-- Start Task input --

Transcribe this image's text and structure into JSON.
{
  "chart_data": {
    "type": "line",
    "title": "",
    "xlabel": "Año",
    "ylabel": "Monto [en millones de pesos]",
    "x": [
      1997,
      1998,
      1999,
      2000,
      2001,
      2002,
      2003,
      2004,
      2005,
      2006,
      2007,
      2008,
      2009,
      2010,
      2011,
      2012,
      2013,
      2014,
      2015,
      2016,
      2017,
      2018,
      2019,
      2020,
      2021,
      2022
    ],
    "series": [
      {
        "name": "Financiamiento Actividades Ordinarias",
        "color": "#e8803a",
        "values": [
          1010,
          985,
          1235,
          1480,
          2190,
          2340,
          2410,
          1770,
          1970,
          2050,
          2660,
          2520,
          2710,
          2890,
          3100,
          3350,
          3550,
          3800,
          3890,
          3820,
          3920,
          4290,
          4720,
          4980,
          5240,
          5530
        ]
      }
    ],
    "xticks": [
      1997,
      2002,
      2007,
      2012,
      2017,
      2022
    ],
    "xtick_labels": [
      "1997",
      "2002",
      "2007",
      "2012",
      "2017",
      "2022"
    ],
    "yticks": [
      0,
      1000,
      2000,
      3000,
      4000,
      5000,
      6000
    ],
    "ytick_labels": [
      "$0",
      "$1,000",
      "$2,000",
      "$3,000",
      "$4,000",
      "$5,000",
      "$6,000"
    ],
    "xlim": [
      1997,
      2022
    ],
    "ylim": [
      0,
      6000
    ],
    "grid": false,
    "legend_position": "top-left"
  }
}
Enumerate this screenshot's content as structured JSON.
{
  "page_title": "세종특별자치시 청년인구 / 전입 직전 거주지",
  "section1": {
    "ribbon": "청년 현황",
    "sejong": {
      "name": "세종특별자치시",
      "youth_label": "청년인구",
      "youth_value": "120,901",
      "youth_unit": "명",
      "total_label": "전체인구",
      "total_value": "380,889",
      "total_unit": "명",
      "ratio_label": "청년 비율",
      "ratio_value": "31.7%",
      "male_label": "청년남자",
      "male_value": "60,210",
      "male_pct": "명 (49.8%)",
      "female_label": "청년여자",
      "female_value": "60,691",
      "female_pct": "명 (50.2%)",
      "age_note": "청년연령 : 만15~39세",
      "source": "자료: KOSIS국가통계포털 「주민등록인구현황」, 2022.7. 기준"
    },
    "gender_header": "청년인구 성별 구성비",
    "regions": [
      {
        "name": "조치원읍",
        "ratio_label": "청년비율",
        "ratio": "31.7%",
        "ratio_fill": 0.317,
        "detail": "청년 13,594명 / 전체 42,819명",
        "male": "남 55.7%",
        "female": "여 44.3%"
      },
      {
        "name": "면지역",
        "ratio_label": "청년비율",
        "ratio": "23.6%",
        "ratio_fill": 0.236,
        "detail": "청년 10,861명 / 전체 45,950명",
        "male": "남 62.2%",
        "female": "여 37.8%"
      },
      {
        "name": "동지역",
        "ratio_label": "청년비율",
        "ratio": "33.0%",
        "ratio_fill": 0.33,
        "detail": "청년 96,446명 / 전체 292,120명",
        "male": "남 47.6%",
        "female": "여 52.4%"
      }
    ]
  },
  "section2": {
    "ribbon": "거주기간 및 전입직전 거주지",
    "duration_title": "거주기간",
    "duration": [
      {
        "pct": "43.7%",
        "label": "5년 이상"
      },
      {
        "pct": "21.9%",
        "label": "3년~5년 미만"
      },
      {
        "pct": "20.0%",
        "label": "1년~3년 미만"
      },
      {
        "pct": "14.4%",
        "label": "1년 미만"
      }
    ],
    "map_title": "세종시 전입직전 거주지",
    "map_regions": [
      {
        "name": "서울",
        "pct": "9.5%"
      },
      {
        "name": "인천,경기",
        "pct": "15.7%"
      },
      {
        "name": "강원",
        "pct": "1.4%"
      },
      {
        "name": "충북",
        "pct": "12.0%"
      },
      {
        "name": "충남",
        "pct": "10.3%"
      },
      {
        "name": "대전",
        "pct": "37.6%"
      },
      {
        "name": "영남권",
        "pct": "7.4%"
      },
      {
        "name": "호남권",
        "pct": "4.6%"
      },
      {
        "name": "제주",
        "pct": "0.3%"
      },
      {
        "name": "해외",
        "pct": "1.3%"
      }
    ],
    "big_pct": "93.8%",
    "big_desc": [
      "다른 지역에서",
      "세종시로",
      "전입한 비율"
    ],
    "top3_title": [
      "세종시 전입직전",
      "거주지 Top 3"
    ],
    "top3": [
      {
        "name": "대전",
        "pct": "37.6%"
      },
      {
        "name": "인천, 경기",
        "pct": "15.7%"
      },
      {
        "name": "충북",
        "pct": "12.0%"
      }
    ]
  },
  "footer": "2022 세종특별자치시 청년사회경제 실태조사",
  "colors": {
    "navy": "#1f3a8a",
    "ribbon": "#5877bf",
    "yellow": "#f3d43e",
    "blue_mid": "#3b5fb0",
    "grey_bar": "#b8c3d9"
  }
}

-- End Task input --

Task statement ->
From the records above, extract everything verbatim.

Answer in full ->
Transcribe this image's text and structure into JSON.
{
  "chart_data": {
    "type": "line",
    "title": "",
    "xlabel": "Año",
    "ylabel": "Monto [en millones de pesos]",
    "x": [
      1997,
      1998,
      1999,
      2000,
      2001,
      2002,
      2003,
      2004,
      2005,
      2006,
      2007,
      2008,
      2009,
      2010,
      2011,
      2012,
      2013,
      2014,
      2015,
      2016,
      2017,
      2018,
      2019,
      2020,
      2021,
      2022
    ],
    "series": [
      {
        "name": "Financiamiento Actividades Ordinarias",
        "color": "#e8803a",
        "values": [
          1010,
          985,
          1235,
          1480,
          2190,
          2340,
          2410,
          1770,
          1970,
          2050,
          2660,
          2520,
          2710,
          2890,
          3100,
          3350,
          3550,
          3800,
          3890,
          3820,
          3920,
          4290,
          4720,
          4980,
          5240,
          5530
        ]
      }
    ],
    "xticks": [
      1997,
      2002,
      2007,
      2012,
      2017,
      2022
    ],
    "xtick_labels": [
      "1997",
      "2002",
      "2007",
      "2012",
      "2017",
      "2022"
    ],
    "yticks": [
      0,
      1000,
      2000,
      3000,
      4000,
      5000,
      6000
    ],
    "ytick_labels": [
      "$0",
      "$1,000",
      "$2,000",
      "$3,000",
      "$4,000",
      "$5,000",
      "$6,000"
    ],
    "xlim": [
      1997,
      2022
    ],
    "ylim": [
      0,
      6000
    ],
    "grid": false,
    "legend_position": "top-left"
  }
}
Enumerate this screenshot's content as structured JSON.
{
  "page_title": "세종특별자치시 청년인구 / 전입 직전 거주지",
  "section1": {
    "ribbon": "청년 현황",
    "sejong": {
      "name": "세종특별자치시",
      "youth_label": "청년인구",
      "youth_value": "120,901",
      "youth_unit": "명",
      "total_label": "전체인구",
      "total_value": "380,889",
      "total_unit": "명",
      "ratio_label": "청년 비율",
      "ratio_value": "31.7%",
      "male_label": "청년남자",
      "male_value": "60,210",
      "male_pct": "명 (49.8%)",
      "female_label": "청년여자",
      "female_value": "60,691",
      "female_pct": "명 (50.2%)",
      "age_note": "청년연령 : 만15~39세",
      "source": "자료: KOSIS국가통계포털 「주민등록인구현황」, 2022.7. 기준"
    },
    "gender_header": "청년인구 성별 구성비",
    "regions": [
      {
        "name": "조치원읍",
        "ratio_label": "청년비율",
        "ratio": "31.7%",
        "ratio_fill": 0.317,
        "detail": "청년 13,594명 / 전체 42,819명",
        "male": "남 55.7%",
        "female": "여 44.3%"
      },
      {
        "name": "면지역",
        "ratio_label": "청년비율",
        "ratio": "23.6%",
        "ratio_fill": 0.236,
        "detail": "청년 10,861명 / 전체 45,950명",
        "male": "남 62.2%",
        "female": "여 37.8%"
      },
      {
        "name": "동지역",
        "ratio_label": "청년비율",
        "ratio": "33.0%",
        "ratio_fill": 0.33,
        "detail": "청년 96,446명 / 전체 292,120명",
        "male": "남 47.6%",
        "female": "여 52.4%"
      }
    ]
  },
  "section2": {
    "ribbon": "거주기간 및 전입직전 거주지",
    "duration_title": "거주기간",
    "duration": [
      {
        "pct": "43.7%",
        "label": "5년 이상"
      },
      {
        "pct": "21.9%",
        "label": "3년~5년 미만"
      },
      {
        "pct": "20.0%",
        "label": "1년~3년 미만"
      },
      {
        "pct": "14.4%",
        "label": "1년 미만"
      }
    ],
    "map_title": "세종시 전입직전 거주지",
    "map_regions": [
      {
        "name": "서울",
        "pct": "9.5%"
      },
      {
        "name": "인천,경기",
        "pct": "15.7%"
      },
      {
        "name": "강원",
        "pct": "1.4%"
      },
      {
        "name": "충북",
        "pct": "12.0%"
      },
      {
        "name": "충남",
        "pct": "10.3%"
      },
      {
        "name": "대전",
        "pct": "37.6%"
      },
      {
        "name": "영남권",
        "pct": "7.4%"
      },
      {
        "name": "호남권",
        "pct": "4.6%"
      },
      {
        "name": "제주",
        "pct": "0.3%"
      },
      {
        "name": "해외",
        "pct": "1.3%"
      }
    ],
    "big_pct": "93.8%",
    "big_desc": [
      "다른 지역에서",
      "세종시로",
      "전입한 비율"
    ],
    "top3_title": [
      "세종시 전입직전",
      "거주지 Top 3"
    ],
    "top3": [
      {
        "name": "대전",
        "pct": "37.6%"
      },
      {
        "name": "인천, 경기",
        "pct": "15.7%"
      },
      {
        "name": "충북",
        "pct": "12.0%"
      }
    ]
  },
  "footer": "2022 세종특별자치시 청년사회경제 실태조사",
  "colors": {
    "navy": "#1f3a8a",
    "ribbon": "#5877bf",
    "yellow": "#f3d43e",
    "blue_mid": "#3b5fb0",
    "grey_bar": "#b8c3d9"
  }
}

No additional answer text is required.